> **Stated problem**
Would you quote the material below in full and unchanged?

(Rows from a dataset)
******************************

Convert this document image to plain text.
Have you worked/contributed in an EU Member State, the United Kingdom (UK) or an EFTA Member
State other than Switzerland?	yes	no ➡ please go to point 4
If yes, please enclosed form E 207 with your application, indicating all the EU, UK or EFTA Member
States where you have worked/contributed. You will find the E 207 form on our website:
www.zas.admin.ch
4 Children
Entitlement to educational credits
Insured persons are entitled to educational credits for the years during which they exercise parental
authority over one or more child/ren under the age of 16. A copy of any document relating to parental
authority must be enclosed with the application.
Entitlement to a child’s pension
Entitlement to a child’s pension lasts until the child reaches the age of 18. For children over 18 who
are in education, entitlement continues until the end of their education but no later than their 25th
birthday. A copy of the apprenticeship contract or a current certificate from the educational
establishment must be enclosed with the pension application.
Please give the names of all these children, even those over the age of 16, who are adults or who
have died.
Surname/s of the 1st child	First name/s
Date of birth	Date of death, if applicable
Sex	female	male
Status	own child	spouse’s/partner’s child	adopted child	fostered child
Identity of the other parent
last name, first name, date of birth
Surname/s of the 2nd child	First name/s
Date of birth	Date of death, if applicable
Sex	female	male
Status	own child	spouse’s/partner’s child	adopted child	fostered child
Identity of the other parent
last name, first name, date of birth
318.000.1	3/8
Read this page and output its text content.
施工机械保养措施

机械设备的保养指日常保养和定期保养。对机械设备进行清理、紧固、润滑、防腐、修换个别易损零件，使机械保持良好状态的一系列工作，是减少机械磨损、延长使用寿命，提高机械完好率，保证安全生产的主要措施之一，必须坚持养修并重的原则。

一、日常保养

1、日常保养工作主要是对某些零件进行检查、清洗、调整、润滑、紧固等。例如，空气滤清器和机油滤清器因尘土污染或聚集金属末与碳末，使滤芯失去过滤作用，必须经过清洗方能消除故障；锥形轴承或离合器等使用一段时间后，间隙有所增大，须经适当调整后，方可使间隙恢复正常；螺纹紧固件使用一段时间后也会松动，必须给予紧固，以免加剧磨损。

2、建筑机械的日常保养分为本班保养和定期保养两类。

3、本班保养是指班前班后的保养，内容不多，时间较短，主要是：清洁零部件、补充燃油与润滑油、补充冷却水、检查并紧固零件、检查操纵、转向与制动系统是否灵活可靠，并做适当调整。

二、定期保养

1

******************************

> **Exercise result**
Convert this document image to plain text.
Have you worked/contributed in an EU Member State, the United Kingdom (UK) or an EFTA Member
State other than Switzerland?	yes	no ➡ please go to point 4
If yes, please enclosed form E 207 with your application, indicating all the EU, UK or EFTA Member
States where you have worked/contributed. You will find the E 207 form on our website:
www.zas.admin.ch
4 Children
Entitlement to educational credits
Insured persons are entitled to educational credits for the years during which they exercise parental
authority over one or more child/ren under the age of 16. A copy of any document relating to parental
authority must be enclosed with the application.
Entitlement to a child’s pension
Entitlement to a child’s pension lasts until the child reaches the age of 18. For children over 18 who
are in education, entitlement continues until the end of their education but no later than their 25th
birthday. A copy of the apprenticeship contract or a current certificate from the educational
establishment must be enclosed with the pension application.
Please give the names of all these children, even those over the age of 16, who are adults or who
have died.
Surname/s of the 1st child	First name/s
Date of birth	Date of death, if applicable
Sex	female	male
Status	own child	spouse’s/partner’s child	adopted child	fostered child
Identity of the other parent
last name, first name, date of birth
Surname/s of the 2nd child	First name/s
Date of birth	Date of death, if applicable
Sex	female	male
Status	own child	spouse’s/partner’s child	adopted child	fostered child
Identity of the other parent
last name, first name, date of birth
318.000.1	3/8
Read this page and output its text content.
施工机械保养措施

机械设备的保养指日常保养和定期保养。对机械设备进行清理、紧固、润滑、防腐、修换个别易损零件，使机械保持良好状态的一系列工作，是减少机械磨损、延长使用寿命，提高机械完好率，保证安全生产的主要措施之一，必须坚持养修并重的原则。

一、日常保养

1、日常保养工作主要是对某些零件进行检查、清洗、调整、润滑、紧固等。例如，空气滤清器和机油滤清器因尘土污染或聚集金属末与碳末，使滤芯失去过滤作用，必须经过清洗方能消除故障；锥形轴承或离合器等使用一段时间后，间隙有所增大，须经适当调整后，方可使间隙恢复正常；螺纹紧固件使用一段时间后也会松动，必须给予紧固，以免加剧磨损。

2、建筑机械的日常保养分为本班保养和定期保养两类。

3、本班保养是指班前班后的保养，内容不多，时间较短，主要是：清洁零部件、补充燃油与润滑油、补充冷却水、检查并紧固零件、检查操纵、转向与制动系统是否灵活可靠，并做适当调整。

二、定期保养

1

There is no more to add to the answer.